▶ **WHAT IS REQUIRED**
Every record must be transcribed in its entirety, apart from the images, which are to be omitted.

▶ **EXERCISE MATERIAL**
──────

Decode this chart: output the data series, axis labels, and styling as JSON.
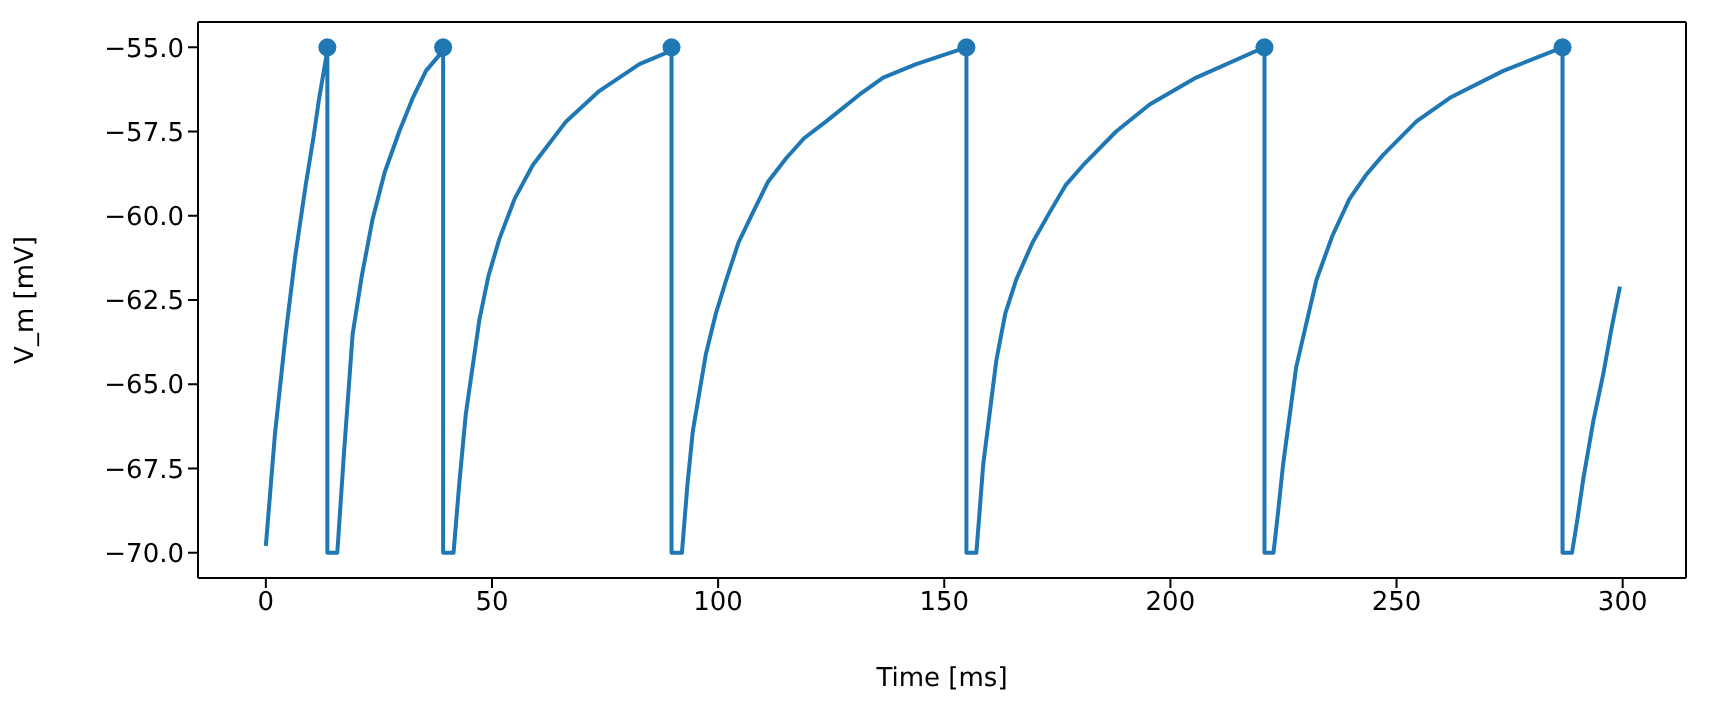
{
  "chart_data": {
    "type": "line",
    "xlabel": "Time [ms]",
    "ylabel": "V_m [mV]",
    "xlim": [
      -15,
      314
    ],
    "ylim": [
      -70.75,
      -54.25
    ],
    "xticks": [
      0,
      50,
      100,
      150,
      200,
      250,
      300
    ],
    "yticks": [
      {
        "value": -70,
        "label": "−70.0"
      },
      {
        "value": -67.5,
        "label": "−67.5"
      },
      {
        "value": -65,
        "label": "−65.0"
      },
      {
        "value": -62.5,
        "label": "−62.5"
      },
      {
        "value": -60,
        "label": "−60.0"
      },
      {
        "value": -57.5,
        "label": "−57.5"
      },
      {
        "value": -55,
        "label": "−55.0"
      }
    ],
    "grid": false,
    "series": [
      {
        "type": "line",
        "color": "#1f77b4",
        "marker": "none",
        "line_style": "solid",
        "x": [
          0,
          2,
          4.4,
          6.5,
          8.8,
          10.5,
          11.8,
          13.6,
          13.6,
          15.8,
          17.3,
          19.2,
          21.2,
          23.6,
          26.3,
          29.5,
          32.5,
          35.4,
          39.2,
          39.2,
          41.5,
          42.8,
          44.2,
          47.2,
          49.2,
          51.6,
          55,
          59,
          66.4,
          73.7,
          82.6,
          89.7,
          89.7,
          92,
          93.2,
          94.4,
          97.3,
          99.5,
          101.8,
          104.5,
          107.7,
          111,
          115,
          119,
          123.9,
          131.3,
          136.5,
          143.8,
          154.9,
          154.9,
          157.1,
          157.8,
          158.6,
          161.5,
          163.5,
          165.9,
          169.5,
          173.3,
          176.8,
          180.7,
          188,
          195.4,
          205.7,
          220.8,
          220.8,
          222.8,
          223.8,
          224.9,
          227.8,
          232.3,
          235.8,
          239.6,
          243.2,
          247,
          254.4,
          261.8,
          273.6,
          286.7,
          286.7,
          288.8,
          290,
          291.3,
          293.5,
          295.7,
          297.6,
          299.4
        ],
        "values": [
          -69.8,
          -66.5,
          -63.5,
          -61.2,
          -59.1,
          -57.7,
          -56.5,
          -55.1,
          -70,
          -70,
          -67,
          -63.5,
          -61.8,
          -60.1,
          -58.7,
          -57.5,
          -56.5,
          -55.7,
          -55.1,
          -70,
          -70,
          -67.9,
          -65.9,
          -63.1,
          -61.8,
          -60.7,
          -59.5,
          -58.5,
          -57.2,
          -56.3,
          -55.5,
          -55.1,
          -70,
          -70,
          -68,
          -66.4,
          -64.1,
          -62.9,
          -61.9,
          -60.8,
          -59.9,
          -59,
          -58.3,
          -57.7,
          -57.2,
          -56.4,
          -55.9,
          -55.5,
          -55,
          -70,
          -70,
          -68.8,
          -67.4,
          -64.3,
          -62.9,
          -61.9,
          -60.8,
          -59.9,
          -59.1,
          -58.5,
          -57.5,
          -56.7,
          -55.9,
          -55,
          -70,
          -70,
          -68.8,
          -67.4,
          -64.5,
          -61.9,
          -60.6,
          -59.5,
          -58.8,
          -58.2,
          -57.2,
          -56.5,
          -55.7,
          -55,
          -70,
          -70,
          -69,
          -67.8,
          -66.1,
          -64.7,
          -63.3,
          -62.1
        ]
      },
      {
        "type": "scatter",
        "color": "#1f77b4",
        "marker": "circle",
        "x": [
          13.6,
          39.2,
          89.7,
          154.9,
          220.8,
          286.7
        ],
        "values": [
          -55,
          -55,
          -55,
          -55,
          -55,
          -55
        ]
      }
    ]
  }
}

──────

▶ **WRITTEN ANSWER**
Decode this chart: output the data series, axis labels, and styling as JSON.
{
  "chart_data": {
    "type": "line",
    "xlabel": "Time [ms]",
    "ylabel": "V_m [mV]",
    "xlim": [
      -15,
      314
    ],
    "ylim": [
      -70.75,
      -54.25
    ],
    "xticks": [
      0,
      50,
      100,
      150,
      200,
      250,
      300
    ],
    "yticks": [
      {
        "value": -70,
        "label": "−70.0"
      },
      {
        "value": -67.5,
        "label": "−67.5"
      },
      {
        "value": -65,
        "label": "−65.0"
      },
      {
        "value": -62.5,
        "label": "−62.5"
      },
      {
        "value": -60,
        "label": "−60.0"
      },
      {
        "value": -57.5,
        "label": "−57.5"
      },
      {
        "value": -55,
        "label": "−55.0"
      }
    ],
    "grid": false,
    "series": [
      {
        "type": "line",
        "color": "#1f77b4",
        "marker": "none",
        "line_style": "solid",
        "x": [
          0,
          2,
          4.4,
          6.5,
          8.8,
          10.5,
          11.8,
          13.6,
          13.6,
          15.8,
          17.3,
          19.2,
          21.2,
          23.6,
          26.3,
          29.5,
          32.5,
          35.4,
          39.2,
          39.2,
          41.5,
          42.8,
          44.2,
          47.2,
          49.2,
          51.6,
          55,
          59,
          66.4,
          73.7,
          82.6,
          89.7,
          89.7,
          92,
          93.2,
          94.4,
          97.3,
          99.5,
          101.8,
          104.5,
          107.7,
          111,
          115,
          119,
          123.9,
          131.3,
          136.5,
          143.8,
          154.9,
          154.9,
          157.1,
          157.8,
          158.6,
          161.5,
          163.5,
          165.9,
          169.5,
          173.3,
          176.8,
          180.7,
          188,
          195.4,
          205.7,
          220.8,
          220.8,
          222.8,
          223.8,
          224.9,
          227.8,
          232.3,
          235.8,
          239.6,
          243.2,
          247,
          254.4,
          261.8,
          273.6,
          286.7,
          286.7,
          288.8,
          290,
          291.3,
          293.5,
          295.7,
          297.6,
          299.4
        ],
        "values": [
          -69.8,
          -66.5,
          -63.5,
          -61.2,
          -59.1,
          -57.7,
          -56.5,
          -55.1,
          -70,
          -70,
          -67,
          -63.5,
          -61.8,
          -60.1,
          -58.7,
          -57.5,
          -56.5,
          -55.7,
          -55.1,
          -70,
          -70,
          -67.9,
          -65.9,
          -63.1,
          -61.8,
          -60.7,
          -59.5,
          -58.5,
          -57.2,
          -56.3,
          -55.5,
          -55.1,
          -70,
          -70,
          -68,
          -66.4,
          -64.1,
          -62.9,
          -61.9,
          -60.8,
          -59.9,
          -59,
          -58.3,
          -57.7,
          -57.2,
          -56.4,
          -55.9,
          -55.5,
          -55,
          -70,
          -70,
          -68.8,
          -67.4,
          -64.3,
          -62.9,
          -61.9,
          -60.8,
          -59.9,
          -59.1,
          -58.5,
          -57.5,
          -56.7,
          -55.9,
          -55,
          -70,
          -70,
          -68.8,
          -67.4,
          -64.5,
          -61.9,
          -60.6,
          -59.5,
          -58.8,
          -58.2,
          -57.2,
          -56.5,
          -55.7,
          -55,
          -70,
          -70,
          -69,
          -67.8,
          -66.1,
          -64.7,
          -63.3,
          -62.1
        ]
      },
      {
        "type": "scatter",
        "color": "#1f77b4",
        "marker": "circle",
        "x": [
          13.6,
          39.2,
          89.7,
          154.9,
          220.8,
          286.7
        ],
        "values": [
          -55,
          -55,
          -55,
          -55,
          -55,
          -55
        ]
      }
    ]
  }
}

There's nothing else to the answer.